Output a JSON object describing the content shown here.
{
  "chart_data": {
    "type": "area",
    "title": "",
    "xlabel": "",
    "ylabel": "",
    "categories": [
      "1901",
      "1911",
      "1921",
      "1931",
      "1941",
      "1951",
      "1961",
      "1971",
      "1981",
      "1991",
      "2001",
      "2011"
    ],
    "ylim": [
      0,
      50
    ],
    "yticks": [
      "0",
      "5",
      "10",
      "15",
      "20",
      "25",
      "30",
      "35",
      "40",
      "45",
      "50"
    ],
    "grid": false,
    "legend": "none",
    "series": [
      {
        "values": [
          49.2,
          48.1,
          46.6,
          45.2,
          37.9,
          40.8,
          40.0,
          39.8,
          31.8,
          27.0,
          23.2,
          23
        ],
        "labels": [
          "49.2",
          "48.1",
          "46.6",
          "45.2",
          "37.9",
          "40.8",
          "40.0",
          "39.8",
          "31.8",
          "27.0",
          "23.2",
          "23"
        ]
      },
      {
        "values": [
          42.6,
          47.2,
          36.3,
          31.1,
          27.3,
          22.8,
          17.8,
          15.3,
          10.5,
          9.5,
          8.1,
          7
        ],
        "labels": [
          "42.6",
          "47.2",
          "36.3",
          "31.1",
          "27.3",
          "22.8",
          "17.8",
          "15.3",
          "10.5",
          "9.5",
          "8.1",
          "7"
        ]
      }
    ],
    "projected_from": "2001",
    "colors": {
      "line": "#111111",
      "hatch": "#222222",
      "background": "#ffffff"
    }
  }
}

***

:: Task objective ::
Reproduce every line of the data verbatim.

:: Complete response ::
Output a JSON object describing the content shown here.
{
  "chart_data": {
    "type": "area",
    "title": "",
    "xlabel": "",
    "ylabel": "",
    "categories": [
      "1901",
      "1911",
      "1921",
      "1931",
      "1941",
      "1951",
      "1961",
      "1971",
      "1981",
      "1991",
      "2001",
      "2011"
    ],
    "ylim": [
      0,
      50
    ],
    "yticks": [
      "0",
      "5",
      "10",
      "15",
      "20",
      "25",
      "30",
      "35",
      "40",
      "45",
      "50"
    ],
    "grid": false,
    "legend": "none",
    "series": [
      {
        "values": [
          49.2,
          48.1,
          46.6,
          45.2,
          37.9,
          40.8,
          40.0,
          39.8,
          31.8,
          27.0,
          23.2,
          23
        ],
        "labels": [
          "49.2",
          "48.1",
          "46.6",
          "45.2",
          "37.9",
          "40.8",
          "40.0",
          "39.8",
          "31.8",
          "27.0",
          "23.2",
          "23"
        ]
      },
      {
        "values": [
          42.6,
          47.2,
          36.3,
          31.1,
          27.3,
          22.8,
          17.8,
          15.3,
          10.5,
          9.5,
          8.1,
          7
        ],
        "labels": [
          "42.6",
          "47.2",
          "36.3",
          "31.1",
          "27.3",
          "22.8",
          "17.8",
          "15.3",
          "10.5",
          "9.5",
          "8.1",
          "7"
        ]
      }
    ],
    "projected_from": "2001",
    "colors": {
      "line": "#111111",
      "hatch": "#222222",
      "background": "#ffffff"
    }
  }
}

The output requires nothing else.